EXERCISE OBJECTIVE:
Below are the records. Restate word for word every line from the one that contains "Extract all readable text from this page." through the final line, both included.
* begin *
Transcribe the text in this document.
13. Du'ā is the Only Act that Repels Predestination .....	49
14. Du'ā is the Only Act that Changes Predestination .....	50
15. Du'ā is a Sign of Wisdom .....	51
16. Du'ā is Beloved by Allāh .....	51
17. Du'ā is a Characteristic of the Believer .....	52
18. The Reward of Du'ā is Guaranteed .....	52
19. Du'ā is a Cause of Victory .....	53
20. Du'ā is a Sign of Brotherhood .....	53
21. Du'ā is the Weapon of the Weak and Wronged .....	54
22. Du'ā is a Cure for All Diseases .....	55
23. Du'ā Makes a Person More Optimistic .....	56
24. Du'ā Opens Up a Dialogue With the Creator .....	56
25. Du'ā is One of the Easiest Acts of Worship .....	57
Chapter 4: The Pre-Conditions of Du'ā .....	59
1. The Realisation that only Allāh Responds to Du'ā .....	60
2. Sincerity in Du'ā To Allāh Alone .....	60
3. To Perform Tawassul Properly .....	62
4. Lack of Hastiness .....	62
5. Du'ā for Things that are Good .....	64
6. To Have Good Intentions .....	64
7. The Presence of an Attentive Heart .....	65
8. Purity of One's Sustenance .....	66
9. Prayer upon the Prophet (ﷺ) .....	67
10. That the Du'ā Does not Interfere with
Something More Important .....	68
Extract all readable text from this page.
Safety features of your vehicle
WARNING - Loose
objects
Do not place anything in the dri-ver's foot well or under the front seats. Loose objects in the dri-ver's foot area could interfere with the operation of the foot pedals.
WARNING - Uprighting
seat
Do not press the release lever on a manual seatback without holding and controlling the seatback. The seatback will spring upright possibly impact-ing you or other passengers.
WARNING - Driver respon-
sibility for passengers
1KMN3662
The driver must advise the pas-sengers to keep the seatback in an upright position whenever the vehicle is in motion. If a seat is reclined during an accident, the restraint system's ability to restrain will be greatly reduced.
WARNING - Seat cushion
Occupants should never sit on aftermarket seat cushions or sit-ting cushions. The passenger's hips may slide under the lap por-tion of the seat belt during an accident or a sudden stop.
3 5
* end *
SOLUTION BELOW:
Extract all readable text from this page.
Safety features of your vehicle
WARNING - Loose
objects
Do not place anything in the dri-ver's foot well or under the front seats. Loose objects in the dri-ver's foot area could interfere with the operation of the foot pedals.
WARNING - Uprighting
seat
Do not press the release lever on a manual seatback without holding and controlling the seatback. The seatback will spring upright possibly impact-ing you or other passengers.
WARNING - Driver respon-
sibility for passengers
1KMN3662
The driver must advise the pas-sengers to keep the seatback in an upright position whenever the vehicle is in motion. If a seat is reclined during an accident, the restraint system's ability to restrain will be greatly reduced.
WARNING - Seat cushion
Occupants should never sit on aftermarket seat cushions or sit-ting cushions. The passenger's hips may slide under the lap por-tion of the seat belt during an accident or a sudden stop.
3 5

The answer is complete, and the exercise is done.